### TO DO
Copy every line of the data in which the word "text" occurs.

### Records from a collection
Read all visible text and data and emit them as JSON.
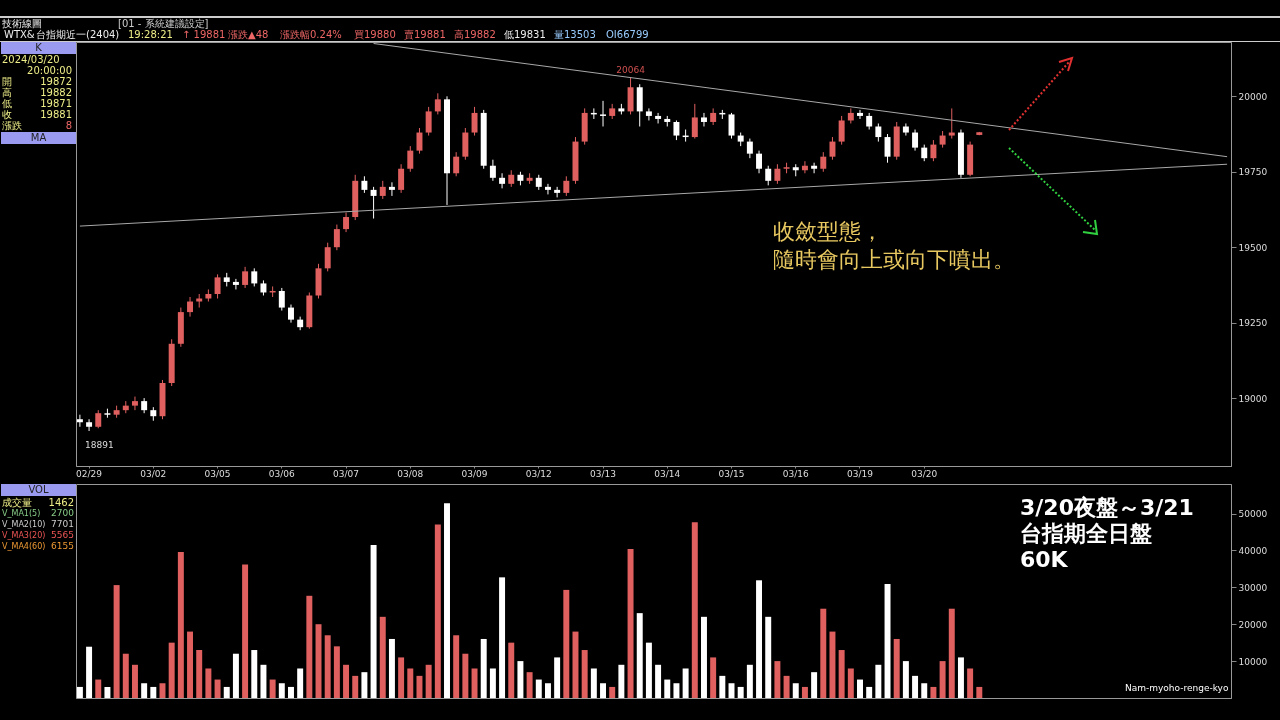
{
  "chart_data": [
    {
      "type": "candlestick",
      "categories": [
        null,
        "02/29",
        null,
        null,
        null,
        null,
        null,
        null,
        "03/02",
        null,
        null,
        null,
        null,
        null,
        null,
        "03/05",
        null,
        null,
        null,
        null,
        null,
        null,
        "03/06",
        null,
        null,
        null,
        null,
        null,
        null,
        "03/07",
        null,
        null,
        null,
        null,
        null,
        null,
        "03/08",
        null,
        null,
        null,
        null,
        null,
        null,
        "03/09",
        null,
        null,
        null,
        null,
        null,
        null,
        "03/12",
        null,
        null,
        null,
        null,
        null,
        null,
        "03/13",
        null,
        null,
        null,
        null,
        null,
        null,
        "03/14",
        null,
        null,
        null,
        null,
        null,
        null,
        "03/15",
        null,
        null,
        null,
        null,
        null,
        null,
        "03/16",
        null,
        null,
        null,
        null,
        null,
        null,
        "03/19",
        null,
        null,
        null,
        null,
        null,
        null,
        "03/20",
        null,
        null,
        null,
        null,
        null,
        null,
        null,
        null,
        null,
        null,
        null,
        null,
        null,
        null,
        null,
        null,
        null,
        null,
        null,
        null,
        null,
        null,
        null,
        null,
        null,
        null,
        null,
        null,
        null,
        null,
        null,
        null,
        null
      ],
      "ohlc": [
        [
          18930,
          18945,
          18905,
          18920
        ],
        [
          18920,
          18930,
          18891,
          18905
        ],
        [
          18905,
          18960,
          18900,
          18950
        ],
        [
          18950,
          18965,
          18935,
          18945
        ],
        [
          18945,
          18975,
          18935,
          18960
        ],
        [
          18960,
          18990,
          18950,
          18975
        ],
        [
          18975,
          19005,
          18960,
          18990
        ],
        [
          18990,
          19000,
          18950,
          18960
        ],
        [
          18960,
          18970,
          18925,
          18940
        ],
        [
          18940,
          19060,
          18930,
          19050
        ],
        [
          19050,
          19195,
          19040,
          19180
        ],
        [
          19180,
          19300,
          19170,
          19285
        ],
        [
          19285,
          19335,
          19270,
          19320
        ],
        [
          19320,
          19345,
          19300,
          19330
        ],
        [
          19330,
          19360,
          19320,
          19345
        ],
        [
          19345,
          19410,
          19330,
          19400
        ],
        [
          19400,
          19415,
          19370,
          19385
        ],
        [
          19385,
          19395,
          19360,
          19375
        ],
        [
          19375,
          19435,
          19365,
          19420
        ],
        [
          19420,
          19430,
          19370,
          19380
        ],
        [
          19380,
          19390,
          19340,
          19350
        ],
        [
          19350,
          19370,
          19335,
          19355
        ],
        [
          19355,
          19365,
          19290,
          19300
        ],
        [
          19300,
          19310,
          19250,
          19260
        ],
        [
          19260,
          19270,
          19225,
          19235
        ],
        [
          19235,
          19350,
          19230,
          19340
        ],
        [
          19340,
          19445,
          19330,
          19430
        ],
        [
          19430,
          19515,
          19420,
          19500
        ],
        [
          19500,
          19575,
          19490,
          19560
        ],
        [
          19560,
          19615,
          19550,
          19600
        ],
        [
          19600,
          19740,
          19590,
          19720
        ],
        [
          19720,
          19735,
          19680,
          19690
        ],
        [
          19690,
          19700,
          19595,
          19670
        ],
        [
          19670,
          19720,
          19660,
          19700
        ],
        [
          19700,
          19715,
          19670,
          19690
        ],
        [
          19690,
          19775,
          19680,
          19760
        ],
        [
          19760,
          19835,
          19750,
          19820
        ],
        [
          19820,
          19895,
          19810,
          19880
        ],
        [
          19880,
          19965,
          19870,
          19950
        ],
        [
          19950,
          20010,
          19940,
          19990
        ],
        [
          19990,
          20000,
          19640,
          19745
        ],
        [
          19745,
          19815,
          19735,
          19800
        ],
        [
          19800,
          19895,
          19790,
          19880
        ],
        [
          19880,
          19965,
          19870,
          19945
        ],
        [
          19945,
          19955,
          19760,
          19770
        ],
        [
          19770,
          19790,
          19720,
          19730
        ],
        [
          19730,
          19745,
          19695,
          19710
        ],
        [
          19710,
          19755,
          19700,
          19740
        ],
        [
          19740,
          19750,
          19705,
          19720
        ],
        [
          19720,
          19745,
          19710,
          19730
        ],
        [
          19730,
          19740,
          19690,
          19700
        ],
        [
          19700,
          19710,
          19675,
          19690
        ],
        [
          19690,
          19700,
          19665,
          19680
        ],
        [
          19680,
          19735,
          19670,
          19720
        ],
        [
          19720,
          19865,
          19710,
          19850
        ],
        [
          19850,
          19960,
          19840,
          19945
        ],
        [
          19945,
          19960,
          19925,
          19940
        ],
        [
          19940,
          19985,
          19900,
          19935
        ],
        [
          19935,
          19975,
          19925,
          19960
        ],
        [
          19960,
          19975,
          19940,
          19950
        ],
        [
          19950,
          20064,
          19940,
          20030
        ],
        [
          20030,
          20040,
          19900,
          19950
        ],
        [
          19950,
          19960,
          19920,
          19935
        ],
        [
          19935,
          19945,
          19910,
          19925
        ],
        [
          19925,
          19935,
          19900,
          19915
        ],
        [
          19915,
          19920,
          19855,
          19870
        ],
        [
          19870,
          19890,
          19850,
          19865
        ],
        [
          19865,
          19975,
          19860,
          19930
        ],
        [
          19930,
          19945,
          19900,
          19915
        ],
        [
          19915,
          19960,
          19905,
          19945
        ],
        [
          19945,
          19955,
          19925,
          19940
        ],
        [
          19940,
          19945,
          19860,
          19870
        ],
        [
          19870,
          19880,
          19835,
          19850
        ],
        [
          19850,
          19860,
          19795,
          19810
        ],
        [
          19810,
          19820,
          19745,
          19760
        ],
        [
          19760,
          19770,
          19705,
          19720
        ],
        [
          19720,
          19775,
          19710,
          19760
        ],
        [
          19760,
          19780,
          19745,
          19765
        ],
        [
          19765,
          19775,
          19735,
          19755
        ],
        [
          19755,
          19785,
          19745,
          19770
        ],
        [
          19770,
          19780,
          19745,
          19760
        ],
        [
          19760,
          19815,
          19750,
          19800
        ],
        [
          19800,
          19865,
          19790,
          19850
        ],
        [
          19850,
          19935,
          19840,
          19920
        ],
        [
          19920,
          19960,
          19910,
          19945
        ],
        [
          19945,
          19955,
          19925,
          19935
        ],
        [
          19935,
          19945,
          19890,
          19900
        ],
        [
          19900,
          19910,
          19850,
          19865
        ],
        [
          19865,
          19875,
          19780,
          19800
        ],
        [
          19800,
          19915,
          19790,
          19900
        ],
        [
          19900,
          19910,
          19870,
          19880
        ],
        [
          19880,
          19890,
          19820,
          19830
        ],
        [
          19830,
          19840,
          19785,
          19795
        ],
        [
          19795,
          19855,
          19785,
          19840
        ],
        [
          19840,
          19885,
          19830,
          19870
        ],
        [
          19870,
          19960,
          19860,
          19880
        ],
        [
          19880,
          19890,
          19730,
          19740
        ],
        [
          19740,
          19850,
          19735,
          19840
        ],
        [
          19872,
          19882,
          19871,
          19881
        ],
        null,
        null,
        null,
        null,
        null,
        null,
        null,
        null,
        null,
        null,
        null,
        null,
        null,
        null,
        null,
        null,
        null,
        null,
        null,
        null,
        null,
        null,
        null,
        null,
        null,
        null,
        null
      ],
      "colors": [
        "#ffffff",
        "#ffffff",
        "#e06060",
        "#ffffff",
        "#e06060",
        "#e06060",
        "#e06060",
        "#ffffff",
        "#ffffff",
        "#e06060",
        "#e06060",
        "#e06060",
        "#e06060",
        "#e06060",
        "#e06060",
        "#e06060",
        "#ffffff",
        "#ffffff",
        "#e06060",
        "#ffffff",
        "#ffffff",
        "#e06060",
        "#ffffff",
        "#ffffff",
        "#ffffff",
        "#e06060",
        "#e06060",
        "#e06060",
        "#e06060",
        "#e06060",
        "#e06060",
        "#ffffff",
        "#ffffff",
        "#e06060",
        "#ffffff",
        "#e06060",
        "#e06060",
        "#e06060",
        "#e06060",
        "#e06060",
        "#ffffff",
        "#e06060",
        "#e06060",
        "#e06060",
        "#ffffff",
        "#ffffff",
        "#ffffff",
        "#e06060",
        "#ffffff",
        "#e06060",
        "#ffffff",
        "#ffffff",
        "#ffffff",
        "#e06060",
        "#e06060",
        "#e06060",
        "#ffffff",
        "#ffffff",
        "#e06060",
        "#ffffff",
        "#e06060",
        "#ffffff",
        "#ffffff",
        "#ffffff",
        "#ffffff",
        "#ffffff",
        "#ffffff",
        "#e06060",
        "#ffffff",
        "#e06060",
        "#ffffff",
        "#ffffff",
        "#ffffff",
        "#ffffff",
        "#ffffff",
        "#ffffff",
        "#e06060",
        "#e06060",
        "#ffffff",
        "#e06060",
        "#ffffff",
        "#e06060",
        "#e06060",
        "#e06060",
        "#e06060",
        "#ffffff",
        "#ffffff",
        "#ffffff",
        "#ffffff",
        "#e06060",
        "#ffffff",
        "#ffffff",
        "#ffffff",
        "#e06060",
        "#e06060",
        "#e06060",
        "#ffffff",
        "#e06060",
        "#e06060",
        null,
        null,
        null,
        null,
        null,
        null,
        null,
        null,
        null,
        null,
        null,
        null,
        null,
        null,
        null,
        null,
        null,
        null,
        null,
        null,
        null,
        null,
        null,
        null,
        null,
        null,
        null
      ],
      "series": [
        {
          "type": "line",
          "color": "#a8a8a8",
          "values": [
            null,
            null,
            null,
            null,
            null,
            null,
            null,
            null,
            null,
            null,
            null,
            null,
            null,
            null,
            null,
            null,
            null,
            null,
            null,
            null,
            null,
            null,
            null,
            null,
            null,
            null,
            null,
            null,
            null,
            null,
            null,
            null,
            20175,
            null,
            null,
            null,
            null,
            null,
            null,
            null,
            null,
            null,
            null,
            null,
            null,
            null,
            null,
            null,
            null,
            null,
            null,
            null,
            null,
            null,
            null,
            null,
            null,
            null,
            null,
            null,
            null,
            null,
            null,
            null,
            null,
            null,
            null,
            null,
            null,
            null,
            null,
            null,
            null,
            null,
            null,
            null,
            null,
            null,
            null,
            null,
            null,
            null,
            null,
            null,
            null,
            null,
            null,
            null,
            null,
            null,
            null,
            null,
            null,
            null,
            null,
            null,
            null,
            null,
            null,
            null,
            null,
            null,
            null,
            null,
            null,
            null,
            null,
            null,
            null,
            null,
            null,
            null,
            null,
            null,
            null,
            null,
            null,
            null,
            null,
            null,
            null,
            null,
            null,
            null,
            null,
            19800
          ]
        },
        {
          "type": "line",
          "color": "#a8a8a8",
          "values": [
            19570,
            null,
            null,
            null,
            null,
            null,
            null,
            null,
            null,
            null,
            null,
            null,
            null,
            null,
            null,
            null,
            null,
            null,
            null,
            null,
            null,
            null,
            null,
            null,
            null,
            null,
            null,
            null,
            null,
            null,
            null,
            null,
            null,
            null,
            null,
            null,
            null,
            null,
            null,
            null,
            null,
            null,
            null,
            null,
            null,
            null,
            null,
            null,
            null,
            null,
            null,
            null,
            null,
            null,
            null,
            null,
            null,
            null,
            null,
            null,
            null,
            null,
            null,
            null,
            null,
            null,
            null,
            null,
            null,
            null,
            null,
            null,
            null,
            null,
            null,
            null,
            null,
            null,
            null,
            null,
            null,
            null,
            null,
            null,
            null,
            null,
            null,
            null,
            null,
            null,
            null,
            null,
            null,
            null,
            null,
            null,
            null,
            null,
            null,
            null,
            null,
            null,
            null,
            null,
            null,
            null,
            null,
            null,
            null,
            null,
            null,
            null,
            null,
            null,
            null,
            null,
            null,
            null,
            null,
            null,
            null,
            null,
            null,
            null,
            null,
            19775
          ]
        }
      ],
      "ylim": [
        18775,
        20180
      ],
      "yticks": [
        19000,
        19250,
        19500,
        19750,
        20000
      ],
      "annotations": [
        "技術線圖",
        "[01 - 系統建議設定]",
        "WTX&",
        "台指期近一(2404)",
        "19:28:21",
        "↑ 19881",
        "漲跌▲48",
        "漲跌幅0.24%",
        "買19880",
        "賣19881",
        "高19882",
        "低19831",
        "量13503",
        "OI66799",
        "K",
        "2024/03/20",
        "20:00:00",
        "開",
        "19872",
        "高",
        "19882",
        "低",
        "19871",
        "收",
        "19881",
        "漲跌",
        "8",
        "MA",
        "收斂型態，",
        "隨時會向上或向下噴出。",
        {
          "text": "20064",
          "y": 20064
        },
        {
          "text": "18891",
          "y": 18891
        }
      ]
    },
    {
      "type": "bar",
      "title": "3/20夜盤～3/21\n台指期全日盤\n60K",
      "categories": [
        null,
        null,
        null,
        null,
        null,
        null,
        null,
        null,
        null,
        null,
        null,
        null,
        null,
        null,
        null,
        null,
        null,
        null,
        null,
        null,
        null,
        null,
        null,
        null,
        null,
        null,
        null,
        null,
        null,
        null,
        null,
        null,
        null,
        null,
        null,
        null,
        null,
        null,
        null,
        null,
        null,
        null,
        null,
        null,
        null,
        null,
        null,
        null,
        null,
        null,
        null,
        null,
        null,
        null,
        null,
        null,
        null,
        null,
        null,
        null,
        null,
        null,
        null,
        null,
        null,
        null,
        null,
        null,
        null,
        null,
        null,
        null,
        null,
        null,
        null,
        null,
        null,
        null,
        null,
        null,
        null,
        null,
        null,
        null,
        null,
        null,
        null,
        null,
        null,
        null,
        null,
        null,
        null,
        null,
        null,
        null,
        null,
        null,
        null,
        null,
        null,
        null,
        null,
        null,
        null,
        null,
        null,
        null,
        null,
        null,
        null,
        null,
        null,
        null,
        null,
        null,
        null,
        null,
        null,
        null,
        null,
        null,
        null,
        null,
        null,
        null
      ],
      "values": [
        3000,
        13900,
        5000,
        3000,
        30600,
        12000,
        9000,
        4000,
        3000,
        4000,
        15000,
        39600,
        18000,
        13000,
        8000,
        5000,
        3000,
        12000,
        36200,
        13000,
        9000,
        5000,
        4000,
        3000,
        8000,
        27700,
        20000,
        17000,
        14000,
        9000,
        6000,
        7000,
        41500,
        22000,
        16000,
        11000,
        8000,
        6000,
        9000,
        47000,
        52800,
        17000,
        12000,
        8000,
        16000,
        8000,
        32700,
        15000,
        10000,
        7000,
        5000,
        4000,
        11000,
        29300,
        18000,
        13000,
        8000,
        4000,
        3000,
        9000,
        40400,
        23000,
        15000,
        9000,
        5000,
        4000,
        8000,
        47600,
        22000,
        11000,
        6000,
        4000,
        3000,
        9000,
        31900,
        22000,
        10000,
        6000,
        4000,
        3000,
        7000,
        24200,
        18000,
        13000,
        8000,
        5000,
        3000,
        9000,
        30900,
        16000,
        10000,
        6000,
        4000,
        3000,
        10000,
        24200,
        11000,
        8000,
        3000,
        null,
        null,
        null,
        null,
        null,
        null,
        null,
        null,
        null,
        null,
        null,
        null,
        null,
        null,
        null,
        null,
        null,
        null,
        null,
        null,
        null,
        null,
        null,
        null,
        null,
        null,
        null
      ],
      "colors": [
        "#ffffff",
        "#ffffff",
        "#e06060",
        "#ffffff",
        "#e06060",
        "#e06060",
        "#e06060",
        "#ffffff",
        "#ffffff",
        "#e06060",
        "#e06060",
        "#e06060",
        "#e06060",
        "#e06060",
        "#e06060",
        "#e06060",
        "#ffffff",
        "#ffffff",
        "#e06060",
        "#ffffff",
        "#ffffff",
        "#e06060",
        "#ffffff",
        "#ffffff",
        "#ffffff",
        "#e06060",
        "#e06060",
        "#e06060",
        "#e06060",
        "#e06060",
        "#e06060",
        "#ffffff",
        "#ffffff",
        "#e06060",
        "#ffffff",
        "#e06060",
        "#e06060",
        "#e06060",
        "#e06060",
        "#e06060",
        "#ffffff",
        "#e06060",
        "#e06060",
        "#e06060",
        "#ffffff",
        "#ffffff",
        "#ffffff",
        "#e06060",
        "#ffffff",
        "#e06060",
        "#ffffff",
        "#ffffff",
        "#ffffff",
        "#e06060",
        "#e06060",
        "#e06060",
        "#ffffff",
        "#ffffff",
        "#e06060",
        "#ffffff",
        "#e06060",
        "#ffffff",
        "#ffffff",
        "#ffffff",
        "#ffffff",
        "#ffffff",
        "#ffffff",
        "#e06060",
        "#ffffff",
        "#e06060",
        "#ffffff",
        "#ffffff",
        "#ffffff",
        "#ffffff",
        "#ffffff",
        "#ffffff",
        "#e06060",
        "#e06060",
        "#ffffff",
        "#e06060",
        "#ffffff",
        "#e06060",
        "#e06060",
        "#e06060",
        "#e06060",
        "#ffffff",
        "#ffffff",
        "#ffffff",
        "#ffffff",
        "#e06060",
        "#ffffff",
        "#ffffff",
        "#ffffff",
        "#e06060",
        "#e06060",
        "#e06060",
        "#ffffff",
        "#e06060",
        "#e06060",
        null,
        null,
        null,
        null,
        null,
        null,
        null,
        null,
        null,
        null,
        null,
        null,
        null,
        null,
        null,
        null,
        null,
        null,
        null,
        null,
        null,
        null,
        null,
        null,
        null,
        null,
        null
      ],
      "ylim": [
        0,
        58000
      ],
      "yticks": [
        10000,
        20000,
        30000,
        40000,
        50000
      ],
      "tick_labels": "y",
      "annotations": [
        "VOL",
        "成交量",
        "1462",
        "V_MA1(5)",
        "2700",
        "V_MA2(10)",
        "7701",
        "V_MA3(20)",
        "5565",
        "V_MA4(60)",
        "6155",
        "Nam-myoho-renge-kyo"
      ]
    }
  ]
}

### COMPLETE ANSWER
Read all visible text and data and emit them as JSON.
          "text": "20064",
          "text": "18891",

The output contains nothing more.